(Data items)
※
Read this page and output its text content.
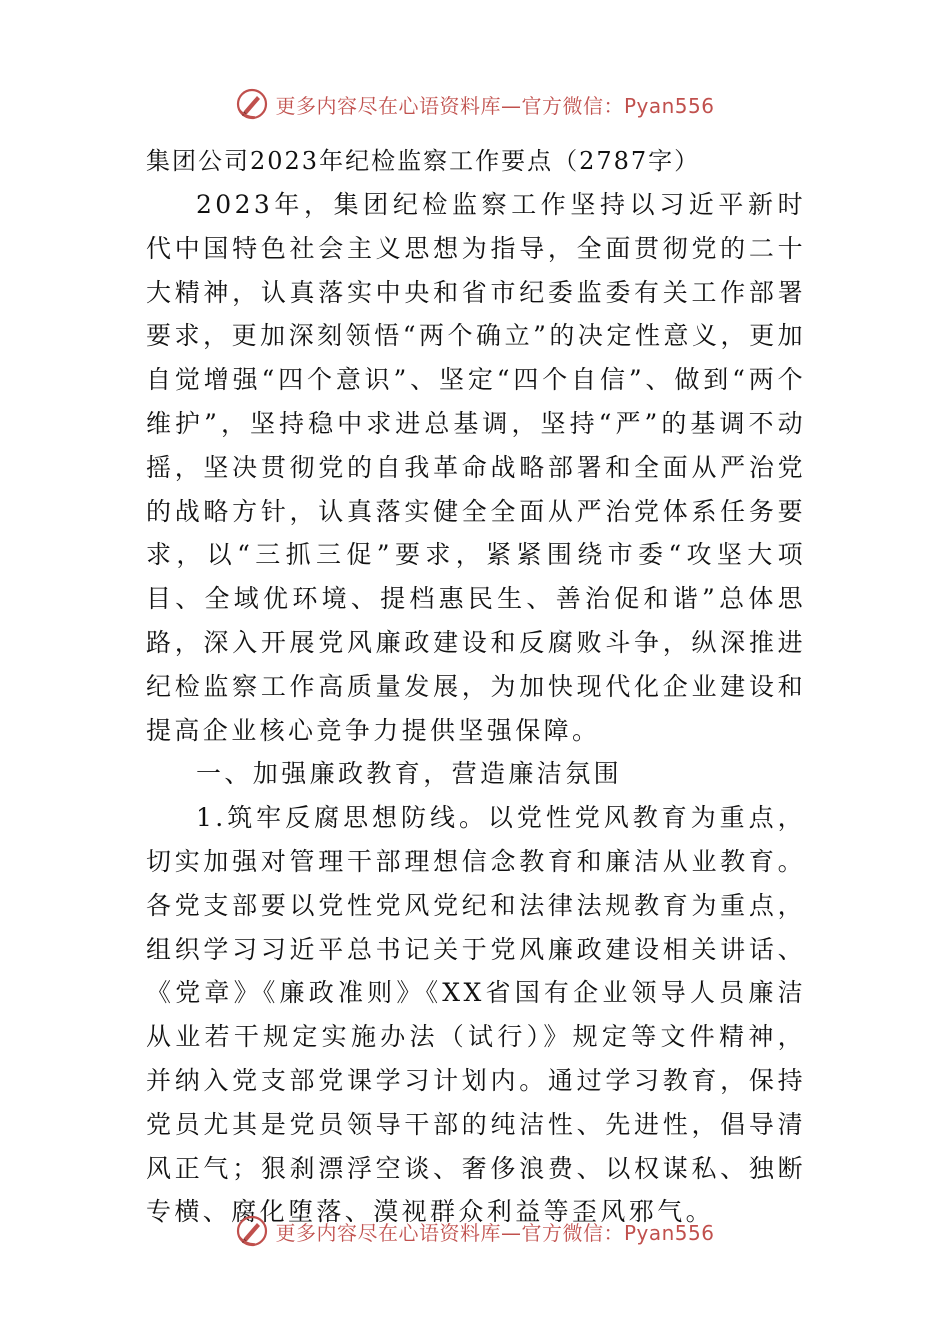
更多内容尽在心语资料库—官方微信：Pyan556

集团公司2023年纪检监察工作要点（2787字）

2023年，集团纪检监察工作坚持以习近平新时代中国特色社会主义思想为指导，全面贯彻党的二十大精神，认真落实中央和省市纪委监委有关工作部署要求，更加深刻领悟“两个确立”的决定性意义，更加自觉增强“四个意识”、坚定“四个自信”、做到“两个维护”，坚持稳中求进总基调，坚持“严”的基调不动摇，坚决贯彻党的自我革命战略部署和全面从严治党的战略方针，认真落实健全全面从严治党体系任务要求，以“三抓三促”要求，紧紧围绕市委“攻坚大项目、全域优环境、提档惠民生、善治促和谐”总体思路，深入开展党风廉政建设和反腐败斗争，纵深推进纪检监察工作高质量发展，为加快现代化企业建设和提高企业核心竞争力提供坚强保障。

一、加强廉政教育，营造廉洁氛围

1.筑牢反腐思想防线。以党性党风教育为重点，切实加强对管理干部理想信念教育和廉洁从业教育。各党支部要以党性党风党纪和法律法规教育为重点，组织学习习近平总书记关于党风廉政建设相关讲话、《党章》《廉政准则》《XX省国有企业领导人员廉洁从业若干规定实施办法（试行）》规定等文件精神，并纳入党支部党课学习计划内。通过学习教育，保持党员尤其是党员领导干部的纯洁性、先进性，倡导清风正气；狠刹漂浮空谈、奢侈浪费、以权谋私、独断专横、腐化堕落、漠视群众利益等歪风邪气。

更多内容尽在心语资料库—官方微信：Pyan556
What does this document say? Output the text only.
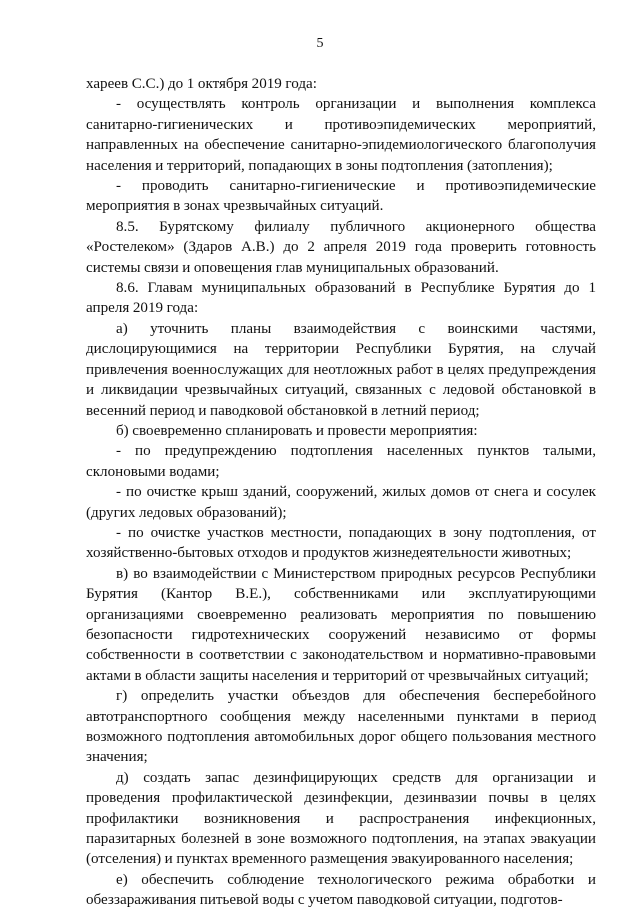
5

хареев С.С.) до 1 октября 2019 года:

- осуществлять контроль организации и выполнения комплекса санитарно-гигиенических и противоэпидемических мероприятий, направленных на обеспечение санитарно-эпидемиологического благополучия населения и территорий, попадающих в зоны подтопления (затопления);

- проводить санитарно-гигиенические и противоэпидемические мероприятия в зонах чрезвычайных ситуаций.

8.5. Бурятскому филиалу публичного акционерного общества «Ростелеком» (Здаров А.В.) до 2 апреля 2019 года проверить готовность системы связи и оповещения глав муниципальных образований.

8.6. Главам муниципальных образований в Республике Бурятия до 1 апреля 2019 года:

а) уточнить планы взаимодействия с воинскими частями, дислоцирующимися на территории Республики Бурятия, на случай привлечения военнослужащих для неотложных работ в целях предупреждения и ликвидации чрезвычайных ситуаций, связанных с ледовой обстановкой в весенний период и паводковой обстановкой в летний период;

б) своевременно спланировать и провести мероприятия:

- по предупреждению подтопления населенных пунктов талыми, склоновыми водами;

- по очистке крыш зданий, сооружений, жилых домов от снега и сосулек (других ледовых образований);

- по очистке участков местности, попадающих в зону подтопления, от хозяйственно-бытовых отходов и продуктов жизнедеятельности животных;

в) во взаимодействии с Министерством природных ресурсов Республики Бурятия (Кантор В.Е.), собственниками или эксплуатирующими организациями своевременно реализовать мероприятия по повышению безопасности гидротехнических сооружений независимо от формы собственности в соответствии с законодательством и нормативно-правовыми актами в области защиты населения и территорий от чрезвычайных ситуаций;

г) определить участки объездов для обеспечения бесперебойного автотранспортного сообщения между населенными пунктами в период возможного подтопления автомобильных дорог общего пользования местного значения;

д) создать запас дезинфицирующих средств для организации и проведения профилактической дезинфекции, дезинвазии почвы в целях профилактики возникновения и распространения инфекционных, паразитарных болезней в зоне возможного подтопления, на этапах эвакуации (отселения) и пунктах временного размещения эвакуированного населения;

е) обеспечить соблюдение технологического режима обработки и обеззараживания питьевой воды с учетом паводковой ситуации, подготов-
※
[EXERCISE DETAILS]: In the lines above, find each one with "мероприятия" and list it.

[RIGHT ANSWER]:
- проводить санитарно-гигиенические и противоэпидемические мероприятия в зонах чрезвычайных ситуаций.
б) своевременно спланировать и провести мероприятия:
в) во взаимодействии с Министерством природных ресурсов Республики Бурятия (Кантор В.Е.), собственниками или эксплуатирующими организациями своевременно реализовать мероприятия по повышению безопасности гидротехнических сооружений независимо от формы собственности в соответствии с законодательством и нормативно-правовыми актами в области защиты населения и территорий от чрезвычайных ситуаций;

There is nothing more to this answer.